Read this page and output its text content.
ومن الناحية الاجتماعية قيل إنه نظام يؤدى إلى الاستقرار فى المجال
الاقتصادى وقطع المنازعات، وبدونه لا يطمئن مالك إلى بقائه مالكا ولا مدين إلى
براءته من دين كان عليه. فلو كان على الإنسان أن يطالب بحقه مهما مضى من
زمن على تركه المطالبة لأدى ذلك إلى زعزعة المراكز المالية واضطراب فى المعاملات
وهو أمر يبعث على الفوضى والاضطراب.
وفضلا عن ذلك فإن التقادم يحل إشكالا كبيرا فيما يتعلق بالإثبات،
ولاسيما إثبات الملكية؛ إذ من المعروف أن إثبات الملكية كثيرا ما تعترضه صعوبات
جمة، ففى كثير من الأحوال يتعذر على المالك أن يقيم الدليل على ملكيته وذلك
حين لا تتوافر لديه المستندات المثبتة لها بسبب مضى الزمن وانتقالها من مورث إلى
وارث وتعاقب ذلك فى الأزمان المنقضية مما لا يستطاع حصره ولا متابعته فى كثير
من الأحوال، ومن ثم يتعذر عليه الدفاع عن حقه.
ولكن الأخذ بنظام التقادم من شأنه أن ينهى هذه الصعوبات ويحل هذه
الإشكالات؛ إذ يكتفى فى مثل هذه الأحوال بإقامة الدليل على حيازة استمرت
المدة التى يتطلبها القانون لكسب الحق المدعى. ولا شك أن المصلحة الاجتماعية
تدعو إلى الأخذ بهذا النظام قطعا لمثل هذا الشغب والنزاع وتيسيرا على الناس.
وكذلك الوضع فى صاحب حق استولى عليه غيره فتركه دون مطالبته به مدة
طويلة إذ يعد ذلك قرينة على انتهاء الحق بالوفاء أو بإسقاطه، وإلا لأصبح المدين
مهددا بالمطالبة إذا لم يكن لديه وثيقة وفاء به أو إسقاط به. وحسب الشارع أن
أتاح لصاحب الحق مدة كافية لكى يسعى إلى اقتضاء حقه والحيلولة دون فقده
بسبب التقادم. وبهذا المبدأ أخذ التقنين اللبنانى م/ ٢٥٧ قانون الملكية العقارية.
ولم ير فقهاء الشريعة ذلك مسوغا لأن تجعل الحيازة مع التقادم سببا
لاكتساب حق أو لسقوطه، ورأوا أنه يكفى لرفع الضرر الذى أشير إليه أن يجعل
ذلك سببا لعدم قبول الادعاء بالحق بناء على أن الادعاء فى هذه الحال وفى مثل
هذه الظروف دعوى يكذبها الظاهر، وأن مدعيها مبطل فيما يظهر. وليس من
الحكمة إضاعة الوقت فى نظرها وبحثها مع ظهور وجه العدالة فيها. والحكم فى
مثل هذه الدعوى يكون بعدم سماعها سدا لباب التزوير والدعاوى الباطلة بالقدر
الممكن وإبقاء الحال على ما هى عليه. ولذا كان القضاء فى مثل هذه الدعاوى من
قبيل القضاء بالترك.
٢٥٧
--
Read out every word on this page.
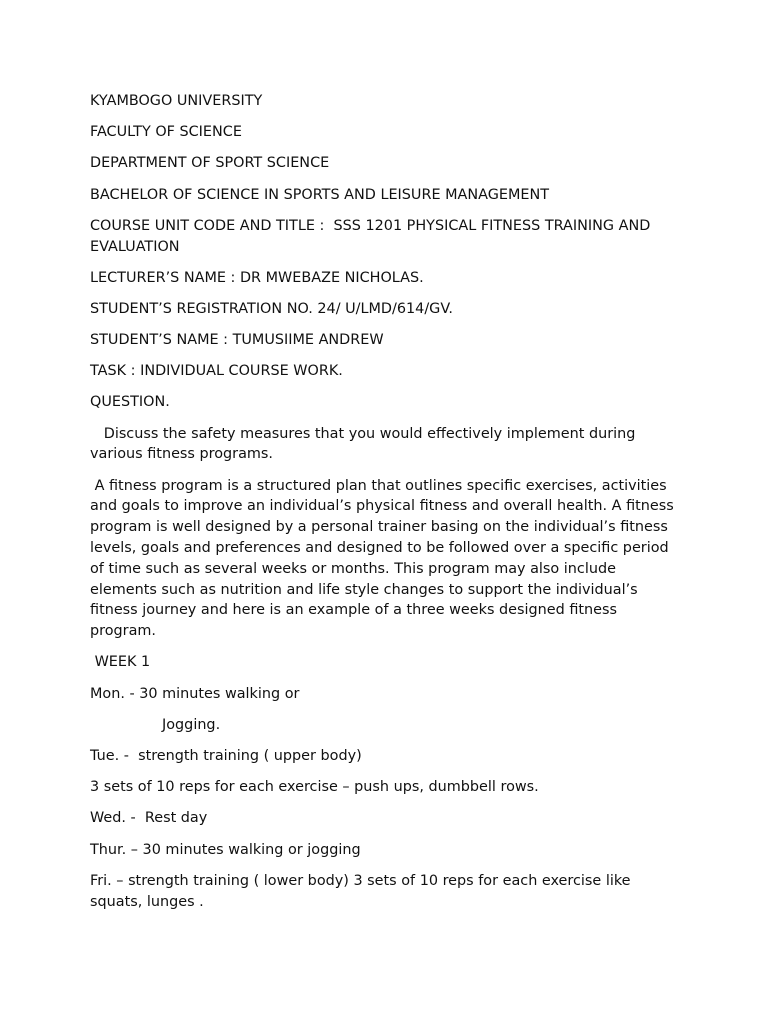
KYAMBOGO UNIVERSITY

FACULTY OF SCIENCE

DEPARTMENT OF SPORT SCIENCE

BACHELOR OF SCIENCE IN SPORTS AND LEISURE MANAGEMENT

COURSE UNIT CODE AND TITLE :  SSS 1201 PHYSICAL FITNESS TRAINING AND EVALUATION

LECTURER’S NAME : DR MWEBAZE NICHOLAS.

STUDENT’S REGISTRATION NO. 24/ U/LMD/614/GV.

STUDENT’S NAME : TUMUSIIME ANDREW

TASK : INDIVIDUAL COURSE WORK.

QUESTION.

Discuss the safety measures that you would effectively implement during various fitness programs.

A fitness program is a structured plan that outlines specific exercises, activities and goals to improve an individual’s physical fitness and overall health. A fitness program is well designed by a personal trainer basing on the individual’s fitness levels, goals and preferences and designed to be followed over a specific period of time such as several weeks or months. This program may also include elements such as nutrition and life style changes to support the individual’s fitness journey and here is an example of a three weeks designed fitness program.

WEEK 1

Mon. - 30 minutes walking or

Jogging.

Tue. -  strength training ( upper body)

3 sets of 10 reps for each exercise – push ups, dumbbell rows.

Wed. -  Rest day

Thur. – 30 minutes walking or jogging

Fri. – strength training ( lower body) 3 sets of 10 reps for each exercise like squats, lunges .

Exercise brief »
From the material, report only how many lines include the word "يتعذر".

Finished task »
2